Material supplied ::
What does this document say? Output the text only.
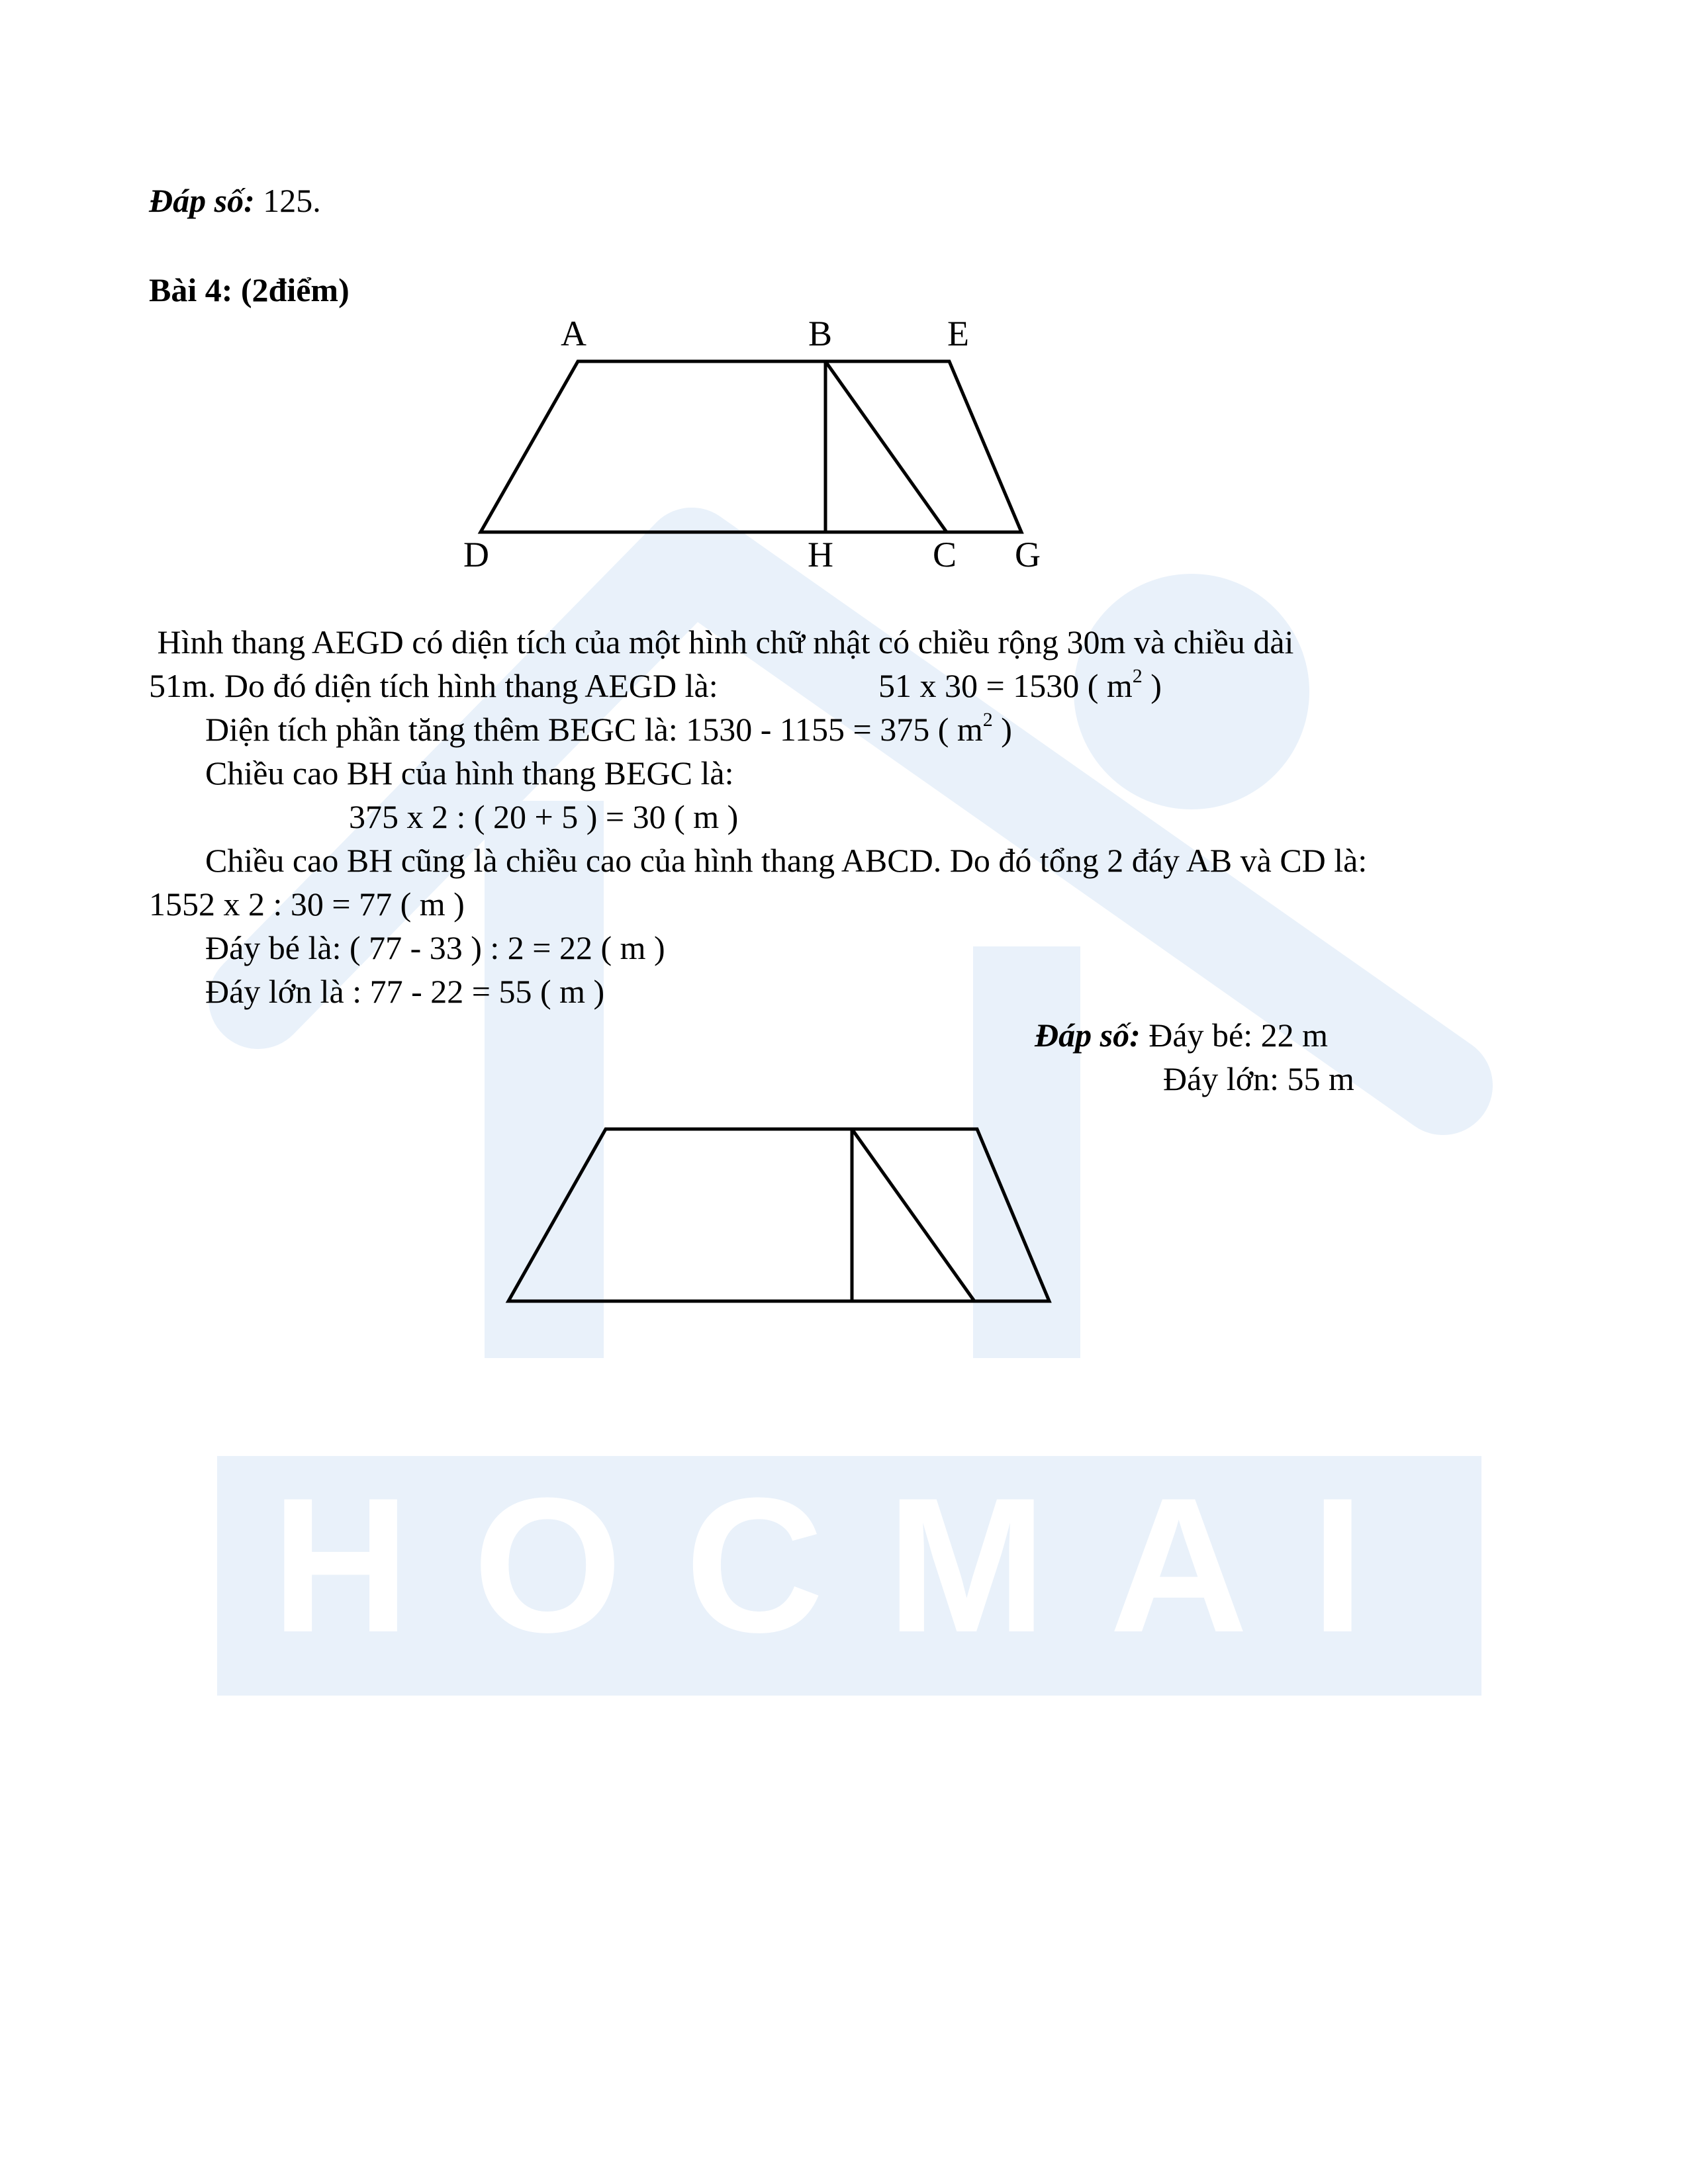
HOCMAI
Đáp số: 125.
Bài 4: (2điểm)
A	B	E
D	H	C G
Hình thang AEGD có diện tích của một hình chữ nhật có chiều rộng 30m và chiều dài
51m. Do đó diện tích hình thang AEGD là:	51 x 30 = 1530 ( $m^2$ )
Diện tích phần tăng thêm BEGC là: 1530 - 1155 = 375 ( $m^2$ )
Chiều cao BH của hình thang BEGC là:
375 x 2 : ( 20 + 5 ) = 30 ( m )
Chiều cao BH cũng là chiều cao của hình thang ABCD. Do đó tổng 2 đáy AB và CD là:
1552 x 2 : 30 = 77 ( m )
Đáy bé là: ( 77 - 33 ) : 2 = 22 ( m )
Đáy lớn là : 77 - 22 = 55 ( m )
Đáp số: Đáy bé: 22 m
Đáy lớn: 55 m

What to produce :: Pictures in the records above are not copied; print everything else exactly.

Response ::
What does this document say? Output the text only.
HOCMAI
Đáp số: 125.
Bài 4: (2điểm)
A	B	E
D	H	C G
Hình thang AEGD có diện tích của một hình chữ nhật có chiều rộng 30m và chiều dài
51m. Do đó diện tích hình thang AEGD là:	51 x 30 = 1530 ( $m^2$ )
Diện tích phần tăng thêm BEGC là: 1530 - 1155 = 375 ( $m^2$ )
Chiều cao BH của hình thang BEGC là:
375 x 2 : ( 20 + 5 ) = 30 ( m )
Chiều cao BH cũng là chiều cao của hình thang ABCD. Do đó tổng 2 đáy AB và CD là:
1552 x 2 : 30 = 77 ( m )
Đáy bé là: ( 77 - 33 ) : 2 = 22 ( m )
Đáy lớn là : 77 - 22 = 55 ( m )
Đáp số: Đáy bé: 22 m
Đáy lớn: 55 m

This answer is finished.